▶ _Brief 1_: Condense the paragraph of the flow meter text that begins "So now the technicians go out" into a bulleted list that keeps its main facts.
▶ _Brief 2_: Extend the flow meter text past its final paragraph.
*** Exercise text ***


“We started a search, but had initial difficulty finding ultrasonics that could accurately measure low flows,” said Simon. “These self-generation systems have to be monitored 24/7, including during times when the system could be producing lower amounts of thermal energy, and most ultrasonics have a problem with measuring low flow. The smallest systems we deal with might be a 30 kilowatt microturbine or 5 kilowatt fuel cells.   

“Eventually, we went to the website for FLEXIM Americas and found that they claimed to be able to measure extremely low flows. So we arranged for a demonstration.”

“It was very odd how we developed that low flow capability,” said Chirivas. “A company that offers groundwater monitoring services came to us because the meter they used had been discontinued. They wanted to know if ultrasound could measure flow that slow. We put our heads together and found we could adapt one of our existing models to fill their needs. That was a few years ago and we have since found out that there are many applications for our low flow meter.”

“The FLEXIM meters performed very well in demo at all flow rates,” said Simons. “One of the reasons we wanted to go to a non-invasive product was because they have no moving parts, unlike other meter technology. My previous experience with ultras tells me they last for a long time and require absolute minimum calibration. You just have to place the transducers correctly, but that’s pretty easy to learn how to do.

“Initially I had an engineer go out with an electrician to install the ultrasonic meter. Now we typically just use technicians. At first we would bench test the ultras so we could calibrate them for the specific system, but we soon found that FLEXIM calibrated them accurately in their lab, and, with no moving parts, we rarely have a problem with recalibration.

“So now the technicians go out, find the right locations for the transducers, and install them. Then they do some simple calculations we’ve developed based on what we know about the system we’re working on. We can check the values so we can commission the meter and it’s all done within half a day. It’s a very quick install. With the insertion meters it would take an entire day. And often we had to come back two or three times. Calibration was also an issue. The insertion meters had to be recalibrated every two years. No recalibration is required with the FLEXIMs. We no longer have to replace impellers and we are able to tie all of our metering into a single NEMA enclosure.”
*** End of Exercise text ***
*** Listed entries ***
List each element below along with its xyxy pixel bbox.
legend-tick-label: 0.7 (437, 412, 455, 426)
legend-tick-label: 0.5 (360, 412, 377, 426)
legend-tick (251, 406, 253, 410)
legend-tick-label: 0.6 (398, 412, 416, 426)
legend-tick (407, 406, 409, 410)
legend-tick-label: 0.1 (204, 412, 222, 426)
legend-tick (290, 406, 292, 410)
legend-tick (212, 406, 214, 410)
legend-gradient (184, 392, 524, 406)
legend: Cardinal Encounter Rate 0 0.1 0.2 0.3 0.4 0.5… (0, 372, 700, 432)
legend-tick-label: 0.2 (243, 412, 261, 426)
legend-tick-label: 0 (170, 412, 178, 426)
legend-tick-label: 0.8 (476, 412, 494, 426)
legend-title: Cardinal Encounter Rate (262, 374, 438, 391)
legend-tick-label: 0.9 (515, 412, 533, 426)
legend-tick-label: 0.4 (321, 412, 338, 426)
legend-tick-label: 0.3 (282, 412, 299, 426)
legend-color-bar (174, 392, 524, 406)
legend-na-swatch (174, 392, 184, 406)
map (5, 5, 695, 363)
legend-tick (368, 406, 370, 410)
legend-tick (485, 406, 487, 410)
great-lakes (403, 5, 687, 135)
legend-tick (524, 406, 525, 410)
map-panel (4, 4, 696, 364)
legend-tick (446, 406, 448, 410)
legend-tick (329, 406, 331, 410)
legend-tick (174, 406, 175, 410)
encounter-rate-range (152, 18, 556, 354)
*** End of Listed entries ***
▶ _Expected output 1_:
- Technicians find the right transducer locations and install the transducers.
- They run simple calculations based on what is known about the system, check the values, and commission the meter, all within half a day.
- Insertion meters took an entire day to install and often required two or three return visits.
- Insertion meters had to be recalibrated every two years; the FLEXIM meters require no recalibration.
- Impellers no longer have to be replaced, and all metering can be tied into a single NEMA enclosure.

▶ _Expected output 2_:
“We now collect all this metering information digitally. Our electric meters have a cell modem,” said Simons. “And the FLEXIMs have their own data collection and communication system. We pull all that info into our data collection box and then we transfer all that information over to Itron servers. We collect data on a 15 minute interval basis and are able to synchronize what is going on, on the electrical side and the thermal side. That enabled us to actually visualize what was happening with all the self-generating systems we monitor. This capability gives us huge insights as to how the system was operating. We have discovered many plants were getting less waste recovery than they should be getting. That kind of insight gave us the basis for our ensuing reports to the utilities and gives details on how to maximize the efficiencies of the individual system.

“This one of the most transparent programs I’ve ever seen in terms of data availability. We don’t release customer data, but in regards to how efficiently systems operate and how much is saved and how much greenhouse gases are reduced, we provide a report every year that shows the performance of all of the technologies. There’s a wealth of data available to the utilities and the rate payers in the program. From my perspective, it provides high value to both the state and the rate payer. And it was recently extended through 2020.”